→ **EXERCISE INPUT**:

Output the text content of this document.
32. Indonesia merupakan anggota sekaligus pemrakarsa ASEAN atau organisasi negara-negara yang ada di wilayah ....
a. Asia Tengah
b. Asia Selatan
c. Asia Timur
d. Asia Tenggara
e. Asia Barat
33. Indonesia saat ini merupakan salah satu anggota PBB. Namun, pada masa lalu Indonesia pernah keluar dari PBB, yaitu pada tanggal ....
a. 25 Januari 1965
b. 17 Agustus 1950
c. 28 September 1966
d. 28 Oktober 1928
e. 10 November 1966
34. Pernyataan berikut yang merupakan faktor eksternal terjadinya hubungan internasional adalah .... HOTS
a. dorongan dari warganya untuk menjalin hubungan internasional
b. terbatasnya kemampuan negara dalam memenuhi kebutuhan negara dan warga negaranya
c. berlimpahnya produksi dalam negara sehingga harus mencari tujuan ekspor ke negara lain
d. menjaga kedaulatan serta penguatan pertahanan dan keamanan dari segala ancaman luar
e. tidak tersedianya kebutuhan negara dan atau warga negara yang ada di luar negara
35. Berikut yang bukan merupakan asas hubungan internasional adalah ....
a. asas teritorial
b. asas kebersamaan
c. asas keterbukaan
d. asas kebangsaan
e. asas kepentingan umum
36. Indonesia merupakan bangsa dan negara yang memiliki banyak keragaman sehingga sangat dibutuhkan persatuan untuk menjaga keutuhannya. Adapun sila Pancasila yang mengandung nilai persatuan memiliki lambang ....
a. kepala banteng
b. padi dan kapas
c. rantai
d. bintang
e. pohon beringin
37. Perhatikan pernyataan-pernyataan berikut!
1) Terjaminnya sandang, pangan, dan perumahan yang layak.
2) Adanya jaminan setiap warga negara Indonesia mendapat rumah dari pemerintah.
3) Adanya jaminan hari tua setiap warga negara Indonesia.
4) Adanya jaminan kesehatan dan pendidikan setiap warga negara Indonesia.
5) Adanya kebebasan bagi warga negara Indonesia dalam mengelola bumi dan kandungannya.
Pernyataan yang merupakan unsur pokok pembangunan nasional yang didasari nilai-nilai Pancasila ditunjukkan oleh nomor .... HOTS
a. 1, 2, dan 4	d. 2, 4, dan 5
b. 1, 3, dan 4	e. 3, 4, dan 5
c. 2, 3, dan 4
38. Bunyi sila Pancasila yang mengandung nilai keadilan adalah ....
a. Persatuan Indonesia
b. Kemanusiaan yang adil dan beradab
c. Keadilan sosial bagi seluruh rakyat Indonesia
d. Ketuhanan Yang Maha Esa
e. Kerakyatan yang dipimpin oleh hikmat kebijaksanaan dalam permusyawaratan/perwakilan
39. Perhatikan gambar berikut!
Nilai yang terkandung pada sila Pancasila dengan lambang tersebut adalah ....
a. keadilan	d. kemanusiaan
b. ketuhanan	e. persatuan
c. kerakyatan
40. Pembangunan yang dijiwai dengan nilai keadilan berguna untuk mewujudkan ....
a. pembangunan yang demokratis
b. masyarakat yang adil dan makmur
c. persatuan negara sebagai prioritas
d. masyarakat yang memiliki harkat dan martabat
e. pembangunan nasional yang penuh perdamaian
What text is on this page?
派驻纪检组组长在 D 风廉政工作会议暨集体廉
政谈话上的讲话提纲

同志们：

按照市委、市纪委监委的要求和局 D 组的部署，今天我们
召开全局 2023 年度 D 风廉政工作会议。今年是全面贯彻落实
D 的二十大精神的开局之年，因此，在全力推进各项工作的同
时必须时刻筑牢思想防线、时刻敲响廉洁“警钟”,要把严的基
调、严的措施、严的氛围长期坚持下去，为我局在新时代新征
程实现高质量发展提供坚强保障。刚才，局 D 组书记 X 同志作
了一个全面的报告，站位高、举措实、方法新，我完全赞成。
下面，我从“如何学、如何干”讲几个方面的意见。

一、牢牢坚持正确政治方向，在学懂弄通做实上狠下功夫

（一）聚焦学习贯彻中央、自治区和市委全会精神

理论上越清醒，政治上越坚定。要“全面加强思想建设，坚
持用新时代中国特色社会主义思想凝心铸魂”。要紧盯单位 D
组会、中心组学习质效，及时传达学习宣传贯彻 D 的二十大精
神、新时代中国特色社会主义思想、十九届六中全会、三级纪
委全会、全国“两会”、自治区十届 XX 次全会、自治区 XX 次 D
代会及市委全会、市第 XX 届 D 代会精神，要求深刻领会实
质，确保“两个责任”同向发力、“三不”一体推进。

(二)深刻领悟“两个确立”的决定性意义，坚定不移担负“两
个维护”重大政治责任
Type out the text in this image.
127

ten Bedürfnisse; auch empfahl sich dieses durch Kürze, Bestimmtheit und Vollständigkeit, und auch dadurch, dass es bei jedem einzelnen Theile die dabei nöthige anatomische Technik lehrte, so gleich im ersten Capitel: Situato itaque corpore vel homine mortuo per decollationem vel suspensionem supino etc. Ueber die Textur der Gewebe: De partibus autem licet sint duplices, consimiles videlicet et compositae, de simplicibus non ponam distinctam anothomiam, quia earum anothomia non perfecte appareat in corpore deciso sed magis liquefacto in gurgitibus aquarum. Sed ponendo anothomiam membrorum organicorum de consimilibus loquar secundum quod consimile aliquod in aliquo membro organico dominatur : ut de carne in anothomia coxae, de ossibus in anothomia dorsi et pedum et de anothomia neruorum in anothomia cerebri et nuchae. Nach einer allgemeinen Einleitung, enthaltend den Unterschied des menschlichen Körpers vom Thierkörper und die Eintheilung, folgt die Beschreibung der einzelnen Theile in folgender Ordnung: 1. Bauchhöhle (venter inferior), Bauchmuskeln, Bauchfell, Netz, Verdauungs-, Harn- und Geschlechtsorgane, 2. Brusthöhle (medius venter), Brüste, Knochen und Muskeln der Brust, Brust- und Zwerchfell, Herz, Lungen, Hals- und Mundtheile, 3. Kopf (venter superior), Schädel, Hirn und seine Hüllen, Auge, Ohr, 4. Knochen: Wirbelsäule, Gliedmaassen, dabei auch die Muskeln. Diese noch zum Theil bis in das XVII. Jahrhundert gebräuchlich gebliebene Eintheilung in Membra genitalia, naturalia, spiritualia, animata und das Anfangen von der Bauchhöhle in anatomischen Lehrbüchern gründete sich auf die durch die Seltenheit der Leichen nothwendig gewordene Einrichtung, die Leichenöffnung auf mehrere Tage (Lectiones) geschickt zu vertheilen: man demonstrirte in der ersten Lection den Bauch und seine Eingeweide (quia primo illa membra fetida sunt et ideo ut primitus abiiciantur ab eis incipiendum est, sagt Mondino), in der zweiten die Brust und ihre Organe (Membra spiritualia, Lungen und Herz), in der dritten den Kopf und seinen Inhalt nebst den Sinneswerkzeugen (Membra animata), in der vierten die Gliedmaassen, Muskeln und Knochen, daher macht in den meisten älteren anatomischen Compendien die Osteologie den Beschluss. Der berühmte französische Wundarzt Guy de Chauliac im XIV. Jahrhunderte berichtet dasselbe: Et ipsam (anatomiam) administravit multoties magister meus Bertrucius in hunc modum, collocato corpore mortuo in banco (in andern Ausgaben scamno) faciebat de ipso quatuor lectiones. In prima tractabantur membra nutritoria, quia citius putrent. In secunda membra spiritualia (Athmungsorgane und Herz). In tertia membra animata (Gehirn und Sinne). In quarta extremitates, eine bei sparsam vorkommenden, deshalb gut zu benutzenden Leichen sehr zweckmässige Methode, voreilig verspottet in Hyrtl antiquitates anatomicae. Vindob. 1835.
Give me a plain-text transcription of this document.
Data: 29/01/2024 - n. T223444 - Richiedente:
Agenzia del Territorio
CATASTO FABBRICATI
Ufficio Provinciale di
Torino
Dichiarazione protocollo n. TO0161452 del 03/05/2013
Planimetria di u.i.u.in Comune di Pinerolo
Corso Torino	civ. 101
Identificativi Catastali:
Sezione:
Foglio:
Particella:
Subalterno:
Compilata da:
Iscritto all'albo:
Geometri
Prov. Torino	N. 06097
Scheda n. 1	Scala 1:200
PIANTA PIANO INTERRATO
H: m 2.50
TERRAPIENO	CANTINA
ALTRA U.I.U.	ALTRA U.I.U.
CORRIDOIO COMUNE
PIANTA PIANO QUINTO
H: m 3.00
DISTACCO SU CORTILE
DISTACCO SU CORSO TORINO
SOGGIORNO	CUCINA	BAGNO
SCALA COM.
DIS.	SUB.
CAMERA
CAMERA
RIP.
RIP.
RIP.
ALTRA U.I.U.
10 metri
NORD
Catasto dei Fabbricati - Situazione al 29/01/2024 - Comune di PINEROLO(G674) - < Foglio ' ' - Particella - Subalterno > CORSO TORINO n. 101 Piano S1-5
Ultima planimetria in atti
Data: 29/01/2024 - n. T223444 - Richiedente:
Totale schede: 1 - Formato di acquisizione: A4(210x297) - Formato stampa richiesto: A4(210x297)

→ **WHAT IS ASKED**:
Keep only the lines from the one containing "Give me a plain-text" to the end of the entries, and repeat them exactly.

→ **SOLUTION TO THE EXERCISE**:
Give me a plain-text transcription of this document.
Data: 29/01/2024 - n. T223444 - Richiedente:
Agenzia del Territorio
CATASTO FABBRICATI
Ufficio Provinciale di
Torino
Dichiarazione protocollo n. TO0161452 del 03/05/2013
Planimetria di u.i.u.in Comune di Pinerolo
Corso Torino	civ. 101
Identificativi Catastali:
Sezione:
Foglio:
Particella:
Subalterno:
Compilata da:
Iscritto all'albo:
Geometri
Prov. Torino	N. 06097
Scheda n. 1	Scala 1:200
PIANTA PIANO INTERRATO
H: m 2.50
TERRAPIENO	CANTINA
ALTRA U.I.U.	ALTRA U.I.U.
CORRIDOIO COMUNE
PIANTA PIANO QUINTO
H: m 3.00
DISTACCO SU CORTILE
DISTACCO SU CORSO TORINO
SOGGIORNO	CUCINA	BAGNO
SCALA COM.
DIS.	SUB.
CAMERA
CAMERA
RIP.
RIP.
RIP.
ALTRA U.I.U.
10 metri
NORD
Catasto dei Fabbricati - Situazione al 29/01/2024 - Comune di PINEROLO(G674) - < Foglio ' ' - Particella - Subalterno > CORSO TORINO n. 101 Piano S1-5
Ultima planimetria in atti
Data: 29/01/2024 - n. T223444 - Richiedente:
Totale schede: 1 - Formato di acquisizione: A4(210x297) - Formato stampa richiesto: A4(210x297)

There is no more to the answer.